Every line below should be repeated exactly.

[Items from a data source]
· · · · · · ·

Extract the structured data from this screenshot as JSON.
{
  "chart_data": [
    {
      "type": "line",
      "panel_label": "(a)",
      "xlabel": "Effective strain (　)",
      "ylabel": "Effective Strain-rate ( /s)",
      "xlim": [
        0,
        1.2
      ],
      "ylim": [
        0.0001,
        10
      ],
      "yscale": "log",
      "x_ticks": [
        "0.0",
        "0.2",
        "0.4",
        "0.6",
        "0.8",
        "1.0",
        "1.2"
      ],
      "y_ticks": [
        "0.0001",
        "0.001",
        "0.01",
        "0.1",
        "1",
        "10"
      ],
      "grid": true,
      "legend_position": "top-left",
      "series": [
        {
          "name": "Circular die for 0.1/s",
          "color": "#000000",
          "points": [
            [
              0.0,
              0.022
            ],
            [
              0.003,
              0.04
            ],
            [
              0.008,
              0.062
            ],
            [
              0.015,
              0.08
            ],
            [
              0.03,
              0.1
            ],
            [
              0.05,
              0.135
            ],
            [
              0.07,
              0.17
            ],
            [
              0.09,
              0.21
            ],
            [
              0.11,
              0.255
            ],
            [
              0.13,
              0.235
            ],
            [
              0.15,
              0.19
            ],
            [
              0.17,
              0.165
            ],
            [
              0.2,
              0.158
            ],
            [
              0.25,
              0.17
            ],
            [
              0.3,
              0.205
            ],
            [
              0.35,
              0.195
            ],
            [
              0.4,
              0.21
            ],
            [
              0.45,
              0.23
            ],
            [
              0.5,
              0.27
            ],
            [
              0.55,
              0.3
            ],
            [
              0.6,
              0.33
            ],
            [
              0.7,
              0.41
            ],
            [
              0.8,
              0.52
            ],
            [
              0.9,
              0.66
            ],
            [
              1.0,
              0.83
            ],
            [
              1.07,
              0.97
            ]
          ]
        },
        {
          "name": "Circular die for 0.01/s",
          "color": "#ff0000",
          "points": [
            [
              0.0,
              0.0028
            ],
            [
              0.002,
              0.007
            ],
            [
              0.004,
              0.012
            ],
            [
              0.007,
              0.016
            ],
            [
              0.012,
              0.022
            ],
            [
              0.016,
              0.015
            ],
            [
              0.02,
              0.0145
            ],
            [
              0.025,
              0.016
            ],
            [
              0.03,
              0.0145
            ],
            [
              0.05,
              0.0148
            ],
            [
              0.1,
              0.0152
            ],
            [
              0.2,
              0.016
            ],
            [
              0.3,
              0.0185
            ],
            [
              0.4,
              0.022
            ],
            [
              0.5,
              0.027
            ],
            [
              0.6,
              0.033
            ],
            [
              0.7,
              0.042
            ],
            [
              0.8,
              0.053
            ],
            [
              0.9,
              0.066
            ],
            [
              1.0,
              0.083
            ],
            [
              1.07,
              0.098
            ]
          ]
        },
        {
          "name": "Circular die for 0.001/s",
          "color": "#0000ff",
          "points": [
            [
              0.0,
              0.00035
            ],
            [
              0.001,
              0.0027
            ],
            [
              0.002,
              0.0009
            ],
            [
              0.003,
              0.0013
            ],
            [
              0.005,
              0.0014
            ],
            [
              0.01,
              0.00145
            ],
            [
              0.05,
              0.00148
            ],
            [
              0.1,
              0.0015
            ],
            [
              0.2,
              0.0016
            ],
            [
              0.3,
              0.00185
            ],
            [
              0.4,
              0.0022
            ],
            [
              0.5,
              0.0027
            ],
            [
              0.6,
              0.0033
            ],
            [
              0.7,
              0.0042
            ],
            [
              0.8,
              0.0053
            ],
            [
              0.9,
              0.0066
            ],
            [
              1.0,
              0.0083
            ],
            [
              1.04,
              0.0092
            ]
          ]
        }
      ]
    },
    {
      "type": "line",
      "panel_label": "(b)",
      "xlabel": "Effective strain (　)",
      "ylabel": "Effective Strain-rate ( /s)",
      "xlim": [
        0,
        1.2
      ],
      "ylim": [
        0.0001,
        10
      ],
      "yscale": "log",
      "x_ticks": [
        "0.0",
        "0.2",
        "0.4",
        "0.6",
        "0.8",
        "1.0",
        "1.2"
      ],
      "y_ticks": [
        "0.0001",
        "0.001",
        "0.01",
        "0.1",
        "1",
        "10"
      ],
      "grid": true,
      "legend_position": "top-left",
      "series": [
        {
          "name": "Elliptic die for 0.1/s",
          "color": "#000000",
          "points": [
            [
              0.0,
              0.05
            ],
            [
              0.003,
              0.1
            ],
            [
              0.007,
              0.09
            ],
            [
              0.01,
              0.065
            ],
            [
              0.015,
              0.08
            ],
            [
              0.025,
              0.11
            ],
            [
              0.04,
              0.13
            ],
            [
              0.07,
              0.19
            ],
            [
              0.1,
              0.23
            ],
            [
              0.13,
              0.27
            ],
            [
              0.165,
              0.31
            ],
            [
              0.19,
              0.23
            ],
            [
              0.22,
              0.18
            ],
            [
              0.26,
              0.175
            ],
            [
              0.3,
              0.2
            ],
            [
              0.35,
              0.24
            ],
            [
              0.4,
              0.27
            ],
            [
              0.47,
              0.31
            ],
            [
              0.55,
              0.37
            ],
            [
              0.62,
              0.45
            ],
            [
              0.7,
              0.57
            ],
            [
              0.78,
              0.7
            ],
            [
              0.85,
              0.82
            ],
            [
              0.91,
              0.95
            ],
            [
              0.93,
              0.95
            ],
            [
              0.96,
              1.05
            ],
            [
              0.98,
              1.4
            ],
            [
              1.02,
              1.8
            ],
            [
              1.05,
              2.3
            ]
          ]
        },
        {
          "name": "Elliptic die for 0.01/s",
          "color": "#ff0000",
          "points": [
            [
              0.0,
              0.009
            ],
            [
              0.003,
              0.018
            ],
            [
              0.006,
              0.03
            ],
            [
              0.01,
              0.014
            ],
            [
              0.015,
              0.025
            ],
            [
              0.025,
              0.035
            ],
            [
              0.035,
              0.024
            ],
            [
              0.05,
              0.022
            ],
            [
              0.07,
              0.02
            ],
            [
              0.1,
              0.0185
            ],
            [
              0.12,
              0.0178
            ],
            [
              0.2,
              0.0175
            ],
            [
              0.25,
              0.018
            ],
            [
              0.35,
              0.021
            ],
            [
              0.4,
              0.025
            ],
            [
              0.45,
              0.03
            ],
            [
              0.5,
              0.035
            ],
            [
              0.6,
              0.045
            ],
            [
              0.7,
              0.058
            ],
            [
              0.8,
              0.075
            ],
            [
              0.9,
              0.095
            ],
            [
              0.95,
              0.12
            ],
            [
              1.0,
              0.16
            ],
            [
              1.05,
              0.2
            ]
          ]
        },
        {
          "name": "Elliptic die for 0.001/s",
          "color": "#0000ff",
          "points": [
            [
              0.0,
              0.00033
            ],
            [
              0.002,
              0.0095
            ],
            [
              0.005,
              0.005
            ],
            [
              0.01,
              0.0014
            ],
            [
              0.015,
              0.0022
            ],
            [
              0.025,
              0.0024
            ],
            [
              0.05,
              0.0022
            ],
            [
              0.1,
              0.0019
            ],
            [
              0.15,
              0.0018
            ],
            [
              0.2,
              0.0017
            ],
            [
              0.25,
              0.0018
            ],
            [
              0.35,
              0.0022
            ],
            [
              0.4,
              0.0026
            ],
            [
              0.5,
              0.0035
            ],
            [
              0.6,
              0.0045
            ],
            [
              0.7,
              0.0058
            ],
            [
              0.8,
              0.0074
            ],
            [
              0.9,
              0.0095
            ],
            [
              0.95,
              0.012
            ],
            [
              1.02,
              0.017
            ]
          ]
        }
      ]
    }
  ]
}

· · · · · · ·

- [Answer below]:
Extract the structured data from this screenshot as JSON.
{
  "chart_data": [
    {
      "type": "line",
      "panel_label": "(a)",
      "xlabel": "Effective strain (　)",
      "ylabel": "Effective Strain-rate ( /s)",
      "xlim": [
        0,
        1.2
      ],
      "ylim": [
        0.0001,
        10
      ],
      "yscale": "log",
      "x_ticks": [
        "0.0",
        "0.2",
        "0.4",
        "0.6",
        "0.8",
        "1.0",
        "1.2"
      ],
      "y_ticks": [
        "0.0001",
        "0.001",
        "0.01",
        "0.1",
        "1",
        "10"
      ],
      "grid": true,
      "legend_position": "top-left",
      "series": [
        {
          "name": "Circular die for 0.1/s",
          "color": "#000000",
          "points": [
            [
              0.0,
              0.022
            ],
            [
              0.003,
              0.04
            ],
            [
              0.008,
              0.062
            ],
            [
              0.015,
              0.08
            ],
            [
              0.03,
              0.1
            ],
            [
              0.05,
              0.135
            ],
            [
              0.07,
              0.17
            ],
            [
              0.09,
              0.21
            ],
            [
              0.11,
              0.255
            ],
            [
              0.13,
              0.235
            ],
            [
              0.15,
              0.19
            ],
            [
              0.17,
              0.165
            ],
            [
              0.2,
              0.158
            ],
            [
              0.25,
              0.17
            ],
            [
              0.3,
              0.205
            ],
            [
              0.35,
              0.195
            ],
            [
              0.4,
              0.21
            ],
            [
              0.45,
              0.23
            ],
            [
              0.5,
              0.27
            ],
            [
              0.55,
              0.3
            ],
            [
              0.6,
              0.33
            ],
            [
              0.7,
              0.41
            ],
            [
              0.8,
              0.52
            ],
            [
              0.9,
              0.66
            ],
            [
              1.0,
              0.83
            ],
            [
              1.07,
              0.97
            ]
          ]
        },
        {
          "name": "Circular die for 0.01/s",
          "color": "#ff0000",
          "points": [
            [
              0.0,
              0.0028
            ],
            [
              0.002,
              0.007
            ],
            [
              0.004,
              0.012
            ],
            [
              0.007,
              0.016
            ],
            [
              0.012,
              0.022
            ],
            [
              0.016,
              0.015
            ],
            [
              0.02,
              0.0145
            ],
            [
              0.025,
              0.016
            ],
            [
              0.03,
              0.0145
            ],
            [
              0.05,
              0.0148
            ],
            [
              0.1,
              0.0152
            ],
            [
              0.2,
              0.016
            ],
            [
              0.3,
              0.0185
            ],
            [
              0.4,
              0.022
            ],
            [
              0.5,
              0.027
            ],
            [
              0.6,
              0.033
            ],
            [
              0.7,
              0.042
            ],
            [
              0.8,
              0.053
            ],
            [
              0.9,
              0.066
            ],
            [
              1.0,
              0.083
            ],
            [
              1.07,
              0.098
            ]
          ]
        },
        {
          "name": "Circular die for 0.001/s",
          "color": "#0000ff",
          "points": [
            [
              0.0,
              0.00035
            ],
            [
              0.001,
              0.0027
            ],
            [
              0.002,
              0.0009
            ],
            [
              0.003,
              0.0013
            ],
            [
              0.005,
              0.0014
            ],
            [
              0.01,
              0.00145
            ],
            [
              0.05,
              0.00148
            ],
            [
              0.1,
              0.0015
            ],
            [
              0.2,
              0.0016
            ],
            [
              0.3,
              0.00185
            ],
            [
              0.4,
              0.0022
            ],
            [
              0.5,
              0.0027
            ],
            [
              0.6,
              0.0033
            ],
            [
              0.7,
              0.0042
            ],
            [
              0.8,
              0.0053
            ],
            [
              0.9,
              0.0066
            ],
            [
              1.0,
              0.0083
            ],
            [
              1.04,
              0.0092
            ]
          ]
        }
      ]
    },
    {
      "type": "line",
      "panel_label": "(b)",
      "xlabel": "Effective strain (　)",
      "ylabel": "Effective Strain-rate ( /s)",
      "xlim": [
        0,
        1.2
      ],
      "ylim": [
        0.0001,
        10
      ],
      "yscale": "log",
      "x_ticks": [
        "0.0",
        "0.2",
        "0.4",
        "0.6",
        "0.8",
        "1.0",
        "1.2"
      ],
      "y_ticks": [
        "0.0001",
        "0.001",
        "0.01",
        "0.1",
        "1",
        "10"
      ],
      "grid": true,
      "legend_position": "top-left",
      "series": [
        {
          "name": "Elliptic die for 0.1/s",
          "color": "#000000",
          "points": [
            [
              0.0,
              0.05
            ],
            [
              0.003,
              0.1
            ],
            [
              0.007,
              0.09
            ],
            [
              0.01,
              0.065
            ],
            [
              0.015,
              0.08
            ],
            [
              0.025,
              0.11
            ],
            [
              0.04,
              0.13
            ],
            [
              0.07,
              0.19
            ],
            [
              0.1,
              0.23
            ],
            [
              0.13,
              0.27
            ],
            [
              0.165,
              0.31
            ],
            [
              0.19,
              0.23
            ],
            [
              0.22,
              0.18
            ],
            [
              0.26,
              0.175
            ],
            [
              0.3,
              0.2
            ],
            [
              0.35,
              0.24
            ],
            [
              0.4,
              0.27
            ],
            [
              0.47,
              0.31
            ],
            [
              0.55,
              0.37
            ],
            [
              0.62,
              0.45
            ],
            [
              0.7,
              0.57
            ],
            [
              0.78,
              0.7
            ],
            [
              0.85,
              0.82
            ],
            [
              0.91,
              0.95
            ],
            [
              0.93,
              0.95
            ],
            [
              0.96,
              1.05
            ],
            [
              0.98,
              1.4
            ],
            [
              1.02,
              1.8
            ],
            [
              1.05,
              2.3
            ]
          ]
        },
        {
          "name": "Elliptic die for 0.01/s",
          "color": "#ff0000",
          "points": [
            [
              0.0,
              0.009
            ],
            [
              0.003,
              0.018
            ],
            [
              0.006,
              0.03
            ],
            [
              0.01,
              0.014
            ],
            [
              0.015,
              0.025
            ],
            [
              0.025,
              0.035
            ],
            [
              0.035,
              0.024
            ],
            [
              0.05,
              0.022
            ],
            [
              0.07,
              0.02
            ],
            [
              0.1,
              0.0185
            ],
            [
              0.12,
              0.0178
            ],
            [
              0.2,
              0.0175
            ],
            [
              0.25,
              0.018
            ],
            [
              0.35,
              0.021
            ],
            [
              0.4,
              0.025
            ],
            [
              0.45,
              0.03
            ],
            [
              0.5,
              0.035
            ],
            [
              0.6,
              0.045
            ],
            [
              0.7,
              0.058
            ],
            [
              0.8,
              0.075
            ],
            [
              0.9,
              0.095
            ],
            [
              0.95,
              0.12
            ],
            [
              1.0,
              0.16
            ],
            [
              1.05,
              0.2
            ]
          ]
        },
        {
          "name": "Elliptic die for 0.001/s",
          "color": "#0000ff",
          "points": [
            [
              0.0,
              0.00033
            ],
            [
              0.002,
              0.0095
            ],
            [
              0.005,
              0.005
            ],
            [
              0.01,
              0.0014
            ],
            [
              0.015,
              0.0022
            ],
            [
              0.025,
              0.0024
            ],
            [
              0.05,
              0.0022
            ],
            [
              0.1,
              0.0019
            ],
            [
              0.15,
              0.0018
            ],
            [
              0.2,
              0.0017
            ],
            [
              0.25,
              0.0018
            ],
            [
              0.35,
              0.0022
            ],
            [
              0.4,
              0.0026
            ],
            [
              0.5,
              0.0035
            ],
            [
              0.6,
              0.0045
            ],
            [
              0.7,
              0.0058
            ],
            [
              0.8,
              0.0074
            ],
            [
              0.9,
              0.0095
            ],
            [
              0.95,
              0.012
            ],
            [
              1.02,
              0.017
            ]
          ]
        }
      ]
    }
  ]
}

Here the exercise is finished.